Extracts from a graphics dataset:
━━━━━━━━

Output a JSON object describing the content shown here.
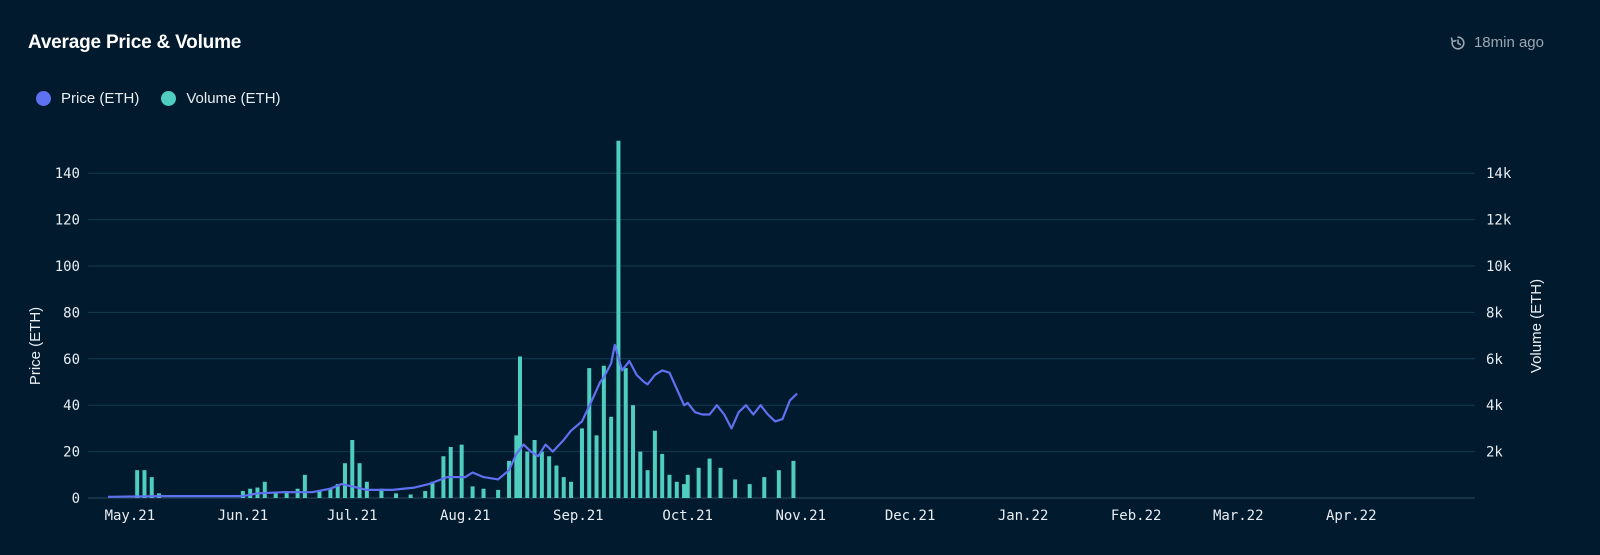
{
  "header": {
    "title": "Average Price & Volume",
    "updated": "18min ago"
  },
  "colors": {
    "price": "#5f71f0",
    "volume": "#4ecdc0",
    "grid": "#153a4e",
    "tick": "#e8edf2"
  },
  "chart_data": {
    "type": "bar+line",
    "title": "Average Price & Volume",
    "legend_position": "top-left",
    "grid": true,
    "left_axis": {
      "label": "Price (ETH)",
      "min": 0,
      "max": 150,
      "ticks": [
        0,
        20,
        40,
        60,
        80,
        100,
        120,
        140
      ],
      "tick_labels": [
        "0",
        "20",
        "40",
        "60",
        "80",
        "100",
        "120",
        "140"
      ]
    },
    "right_axis": {
      "label": "Volume (ETH)",
      "min": 0,
      "max": 15000,
      "ticks": [
        2000,
        4000,
        6000,
        8000,
        10000,
        12000,
        14000
      ],
      "tick_labels": [
        "2k",
        "4k",
        "6k",
        "8k",
        "10k",
        "12k",
        "14k"
      ]
    },
    "x_axis": {
      "start": "2021-04-25",
      "end": "2022-04-30",
      "tick_dates": [
        "2021-05-01",
        "2021-06-01",
        "2021-07-01",
        "2021-08-01",
        "2021-09-01",
        "2021-10-01",
        "2021-11-01",
        "2021-12-01",
        "2022-01-01",
        "2022-02-01",
        "2022-03-01",
        "2022-04-01"
      ],
      "tick_labels": [
        "May.21",
        "Jun.21",
        "Jul.21",
        "Aug.21",
        "Sep.21",
        "Oct.21",
        "Nov.21",
        "Dec.21",
        "Jan.22",
        "Feb.22",
        "Mar.22",
        "Apr.22"
      ]
    },
    "series": [
      {
        "name": "Price (ETH)",
        "type": "line",
        "axis": "left",
        "points": [
          [
            "2021-04-25",
            0.5
          ],
          [
            "2021-05-10",
            0.8
          ],
          [
            "2021-05-20",
            0.8
          ],
          [
            "2021-06-01",
            0.8
          ],
          [
            "2021-06-05",
            2
          ],
          [
            "2021-06-12",
            2.5
          ],
          [
            "2021-06-20",
            2.5
          ],
          [
            "2021-06-25",
            4
          ],
          [
            "2021-06-28",
            6
          ],
          [
            "2021-07-01",
            5
          ],
          [
            "2021-07-05",
            3.5
          ],
          [
            "2021-07-12",
            3.5
          ],
          [
            "2021-07-18",
            4.5
          ],
          [
            "2021-07-22",
            6
          ],
          [
            "2021-07-27",
            9
          ],
          [
            "2021-08-01",
            9
          ],
          [
            "2021-08-03",
            11
          ],
          [
            "2021-08-06",
            9
          ],
          [
            "2021-08-10",
            8
          ],
          [
            "2021-08-13",
            12
          ],
          [
            "2021-08-15",
            19
          ],
          [
            "2021-08-17",
            23
          ],
          [
            "2021-08-19",
            20
          ],
          [
            "2021-08-21",
            18
          ],
          [
            "2021-08-23",
            23
          ],
          [
            "2021-08-25",
            20
          ],
          [
            "2021-08-28",
            25
          ],
          [
            "2021-08-30",
            29
          ],
          [
            "2021-09-02",
            33
          ],
          [
            "2021-09-05",
            43
          ],
          [
            "2021-09-07",
            50
          ],
          [
            "2021-09-08",
            52
          ],
          [
            "2021-09-10",
            58
          ],
          [
            "2021-09-11",
            66
          ],
          [
            "2021-09-13",
            55
          ],
          [
            "2021-09-15",
            59
          ],
          [
            "2021-09-17",
            53
          ],
          [
            "2021-09-19",
            50
          ],
          [
            "2021-09-20",
            49
          ],
          [
            "2021-09-22",
            53
          ],
          [
            "2021-09-24",
            55
          ],
          [
            "2021-09-26",
            54
          ],
          [
            "2021-09-28",
            47
          ],
          [
            "2021-09-30",
            40
          ],
          [
            "2021-10-01",
            41
          ],
          [
            "2021-10-03",
            37
          ],
          [
            "2021-10-05",
            36
          ],
          [
            "2021-10-07",
            36
          ],
          [
            "2021-10-09",
            40
          ],
          [
            "2021-10-11",
            36
          ],
          [
            "2021-10-13",
            30
          ],
          [
            "2021-10-15",
            37
          ],
          [
            "2021-10-17",
            40
          ],
          [
            "2021-10-19",
            36
          ],
          [
            "2021-10-21",
            40
          ],
          [
            "2021-10-23",
            36
          ],
          [
            "2021-10-25",
            33
          ],
          [
            "2021-10-27",
            34
          ],
          [
            "2021-10-29",
            42
          ],
          [
            "2021-10-31",
            45
          ]
        ]
      },
      {
        "name": "Volume (ETH)",
        "type": "bar",
        "axis": "right",
        "points": [
          [
            "2021-05-03",
            1200
          ],
          [
            "2021-05-05",
            1200
          ],
          [
            "2021-05-07",
            900
          ],
          [
            "2021-05-09",
            200
          ],
          [
            "2021-06-01",
            300
          ],
          [
            "2021-06-03",
            400
          ],
          [
            "2021-06-05",
            450
          ],
          [
            "2021-06-07",
            700
          ],
          [
            "2021-06-10",
            200
          ],
          [
            "2021-06-13",
            300
          ],
          [
            "2021-06-16",
            400
          ],
          [
            "2021-06-18",
            1000
          ],
          [
            "2021-06-22",
            300
          ],
          [
            "2021-06-25",
            400
          ],
          [
            "2021-06-27",
            600
          ],
          [
            "2021-06-29",
            1500
          ],
          [
            "2021-07-01",
            2500
          ],
          [
            "2021-07-03",
            1500
          ],
          [
            "2021-07-05",
            700
          ],
          [
            "2021-07-09",
            400
          ],
          [
            "2021-07-13",
            200
          ],
          [
            "2021-07-17",
            150
          ],
          [
            "2021-07-21",
            300
          ],
          [
            "2021-07-23",
            700
          ],
          [
            "2021-07-26",
            1800
          ],
          [
            "2021-07-28",
            2200
          ],
          [
            "2021-07-31",
            2300
          ],
          [
            "2021-08-03",
            500
          ],
          [
            "2021-08-06",
            400
          ],
          [
            "2021-08-10",
            350
          ],
          [
            "2021-08-13",
            1600
          ],
          [
            "2021-08-15",
            2700
          ],
          [
            "2021-08-16",
            6100
          ],
          [
            "2021-08-18",
            2000
          ],
          [
            "2021-08-20",
            2500
          ],
          [
            "2021-08-22",
            2000
          ],
          [
            "2021-08-24",
            1800
          ],
          [
            "2021-08-26",
            1400
          ],
          [
            "2021-08-28",
            900
          ],
          [
            "2021-08-30",
            700
          ],
          [
            "2021-09-02",
            3000
          ],
          [
            "2021-09-04",
            5600
          ],
          [
            "2021-09-06",
            2700
          ],
          [
            "2021-09-08",
            5700
          ],
          [
            "2021-09-10",
            3500
          ],
          [
            "2021-09-12",
            15400
          ],
          [
            "2021-09-14",
            5600
          ],
          [
            "2021-09-16",
            4000
          ],
          [
            "2021-09-18",
            2000
          ],
          [
            "2021-09-20",
            1200
          ],
          [
            "2021-09-22",
            2900
          ],
          [
            "2021-09-24",
            1900
          ],
          [
            "2021-09-26",
            1000
          ],
          [
            "2021-09-28",
            700
          ],
          [
            "2021-09-30",
            600
          ],
          [
            "2021-10-01",
            1000
          ],
          [
            "2021-10-04",
            1300
          ],
          [
            "2021-10-07",
            1700
          ],
          [
            "2021-10-10",
            1300
          ],
          [
            "2021-10-14",
            800
          ],
          [
            "2021-10-18",
            600
          ],
          [
            "2021-10-22",
            900
          ],
          [
            "2021-10-26",
            1200
          ],
          [
            "2021-10-30",
            1600
          ]
        ]
      }
    ]
  }
}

━━━━━━━━

EXERCISE: All of the lines above should be retyped precisely, apart from the pictures.

THE RESPONSE:
Output a JSON object describing the content shown here.
{
  "header": {
    "title": "Average Price & Volume",
    "updated": "18min ago"
  },
  "colors": {
    "price": "#5f71f0",
    "volume": "#4ecdc0",
    "grid": "#153a4e",
    "tick": "#e8edf2"
  },
  "chart_data": {
    "type": "bar+line",
    "title": "Average Price & Volume",
    "legend_position": "top-left",
    "grid": true,
    "left_axis": {
      "label": "Price (ETH)",
      "min": 0,
      "max": 150,
      "ticks": [
        0,
        20,
        40,
        60,
        80,
        100,
        120,
        140
      ],
      "tick_labels": [
        "0",
        "20",
        "40",
        "60",
        "80",
        "100",
        "120",
        "140"
      ]
    },
    "right_axis": {
      "label": "Volume (ETH)",
      "min": 0,
      "max": 15000,
      "ticks": [
        2000,
        4000,
        6000,
        8000,
        10000,
        12000,
        14000
      ],
      "tick_labels": [
        "2k",
        "4k",
        "6k",
        "8k",
        "10k",
        "12k",
        "14k"
      ]
    },
    "x_axis": {
      "start": "2021-04-25",
      "end": "2022-04-30",
      "tick_dates": [
        "2021-05-01",
        "2021-06-01",
        "2021-07-01",
        "2021-08-01",
        "2021-09-01",
        "2021-10-01",
        "2021-11-01",
        "2021-12-01",
        "2022-01-01",
        "2022-02-01",
        "2022-03-01",
        "2022-04-01"
      ],
      "tick_labels": [
        "May.21",
        "Jun.21",
        "Jul.21",
        "Aug.21",
        "Sep.21",
        "Oct.21",
        "Nov.21",
        "Dec.21",
        "Jan.22",
        "Feb.22",
        "Mar.22",
        "Apr.22"
      ]
    },
    "series": [
      {
        "name": "Price (ETH)",
        "type": "line",
        "axis": "left",
        "points": [
          [
            "2021-04-25",
            0.5
          ],
          [
            "2021-05-10",
            0.8
          ],
          [
            "2021-05-20",
            0.8
          ],
          [
            "2021-06-01",
            0.8
          ],
          [
            "2021-06-05",
            2
          ],
          [
            "2021-06-12",
            2.5
          ],
          [
            "2021-06-20",
            2.5
          ],
          [
            "2021-06-25",
            4
          ],
          [
            "2021-06-28",
            6
          ],
          [
            "2021-07-01",
            5
          ],
          [
            "2021-07-05",
            3.5
          ],
          [
            "2021-07-12",
            3.5
          ],
          [
            "2021-07-18",
            4.5
          ],
          [
            "2021-07-22",
            6
          ],
          [
            "2021-07-27",
            9
          ],
          [
            "2021-08-01",
            9
          ],
          [
            "2021-08-03",
            11
          ],
          [
            "2021-08-06",
            9
          ],
          [
            "2021-08-10",
            8
          ],
          [
            "2021-08-13",
            12
          ],
          [
            "2021-08-15",
            19
          ],
          [
            "2021-08-17",
            23
          ],
          [
            "2021-08-19",
            20
          ],
          [
            "2021-08-21",
            18
          ],
          [
            "2021-08-23",
            23
          ],
          [
            "2021-08-25",
            20
          ],
          [
            "2021-08-28",
            25
          ],
          [
            "2021-08-30",
            29
          ],
          [
            "2021-09-02",
            33
          ],
          [
            "2021-09-05",
            43
          ],
          [
            "2021-09-07",
            50
          ],
          [
            "2021-09-08",
            52
          ],
          [
            "2021-09-10",
            58
          ],
          [
            "2021-09-11",
            66
          ],
          [
            "2021-09-13",
            55
          ],
          [
            "2021-09-15",
            59
          ],
          [
            "2021-09-17",
            53
          ],
          [
            "2021-09-19",
            50
          ],
          [
            "2021-09-20",
            49
          ],
          [
            "2021-09-22",
            53
          ],
          [
            "2021-09-24",
            55
          ],
          [
            "2021-09-26",
            54
          ],
          [
            "2021-09-28",
            47
          ],
          [
            "2021-09-30",
            40
          ],
          [
            "2021-10-01",
            41
          ],
          [
            "2021-10-03",
            37
          ],
          [
            "2021-10-05",
            36
          ],
          [
            "2021-10-07",
            36
          ],
          [
            "2021-10-09",
            40
          ],
          [
            "2021-10-11",
            36
          ],
          [
            "2021-10-13",
            30
          ],
          [
            "2021-10-15",
            37
          ],
          [
            "2021-10-17",
            40
          ],
          [
            "2021-10-19",
            36
          ],
          [
            "2021-10-21",
            40
          ],
          [
            "2021-10-23",
            36
          ],
          [
            "2021-10-25",
            33
          ],
          [
            "2021-10-27",
            34
          ],
          [
            "2021-10-29",
            42
          ],
          [
            "2021-10-31",
            45
          ]
        ]
      },
      {
        "name": "Volume (ETH)",
        "type": "bar",
        "axis": "right",
        "points": [
          [
            "2021-05-03",
            1200
          ],
          [
            "2021-05-05",
            1200
          ],
          [
            "2021-05-07",
            900
          ],
          [
            "2021-05-09",
            200
          ],
          [
            "2021-06-01",
            300
          ],
          [
            "2021-06-03",
            400
          ],
          [
            "2021-06-05",
            450
          ],
          [
            "2021-06-07",
            700
          ],
          [
            "2021-06-10",
            200
          ],
          [
            "2021-06-13",
            300
          ],
          [
            "2021-06-16",
            400
          ],
          [
            "2021-06-18",
            1000
          ],
          [
            "2021-06-22",
            300
          ],
          [
            "2021-06-25",
            400
          ],
          [
            "2021-06-27",
            600
          ],
          [
            "2021-06-29",
            1500
          ],
          [
            "2021-07-01",
            2500
          ],
          [
            "2021-07-03",
            1500
          ],
          [
            "2021-07-05",
            700
          ],
          [
            "2021-07-09",
            400
          ],
          [
            "2021-07-13",
            200
          ],
          [
            "2021-07-17",
            150
          ],
          [
            "2021-07-21",
            300
          ],
          [
            "2021-07-23",
            700
          ],
          [
            "2021-07-26",
            1800
          ],
          [
            "2021-07-28",
            2200
          ],
          [
            "2021-07-31",
            2300
          ],
          [
            "2021-08-03",
            500
          ],
          [
            "2021-08-06",
            400
          ],
          [
            "2021-08-10",
            350
          ],
          [
            "2021-08-13",
            1600
          ],
          [
            "2021-08-15",
            2700
          ],
          [
            "2021-08-16",
            6100
          ],
          [
            "2021-08-18",
            2000
          ],
          [
            "2021-08-20",
            2500
          ],
          [
            "2021-08-22",
            2000
          ],
          [
            "2021-08-24",
            1800
          ],
          [
            "2021-08-26",
            1400
          ],
          [
            "2021-08-28",
            900
          ],
          [
            "2021-08-30",
            700
          ],
          [
            "2021-09-02",
            3000
          ],
          [
            "2021-09-04",
            5600
          ],
          [
            "2021-09-06",
            2700
          ],
          [
            "2021-09-08",
            5700
          ],
          [
            "2021-09-10",
            3500
          ],
          [
            "2021-09-12",
            15400
          ],
          [
            "2021-09-14",
            5600
          ],
          [
            "2021-09-16",
            4000
          ],
          [
            "2021-09-18",
            2000
          ],
          [
            "2021-09-20",
            1200
          ],
          [
            "2021-09-22",
            2900
          ],
          [
            "2021-09-24",
            1900
          ],
          [
            "2021-09-26",
            1000
          ],
          [
            "2021-09-28",
            700
          ],
          [
            "2021-09-30",
            600
          ],
          [
            "2021-10-01",
            1000
          ],
          [
            "2021-10-04",
            1300
          ],
          [
            "2021-10-07",
            1700
          ],
          [
            "2021-10-10",
            1300
          ],
          [
            "2021-10-14",
            800
          ],
          [
            "2021-10-18",
            600
          ],
          [
            "2021-10-22",
            900
          ],
          [
            "2021-10-26",
            1200
          ],
          [
            "2021-10-30",
            1600
          ]
        ]
      }
    ]
  }
}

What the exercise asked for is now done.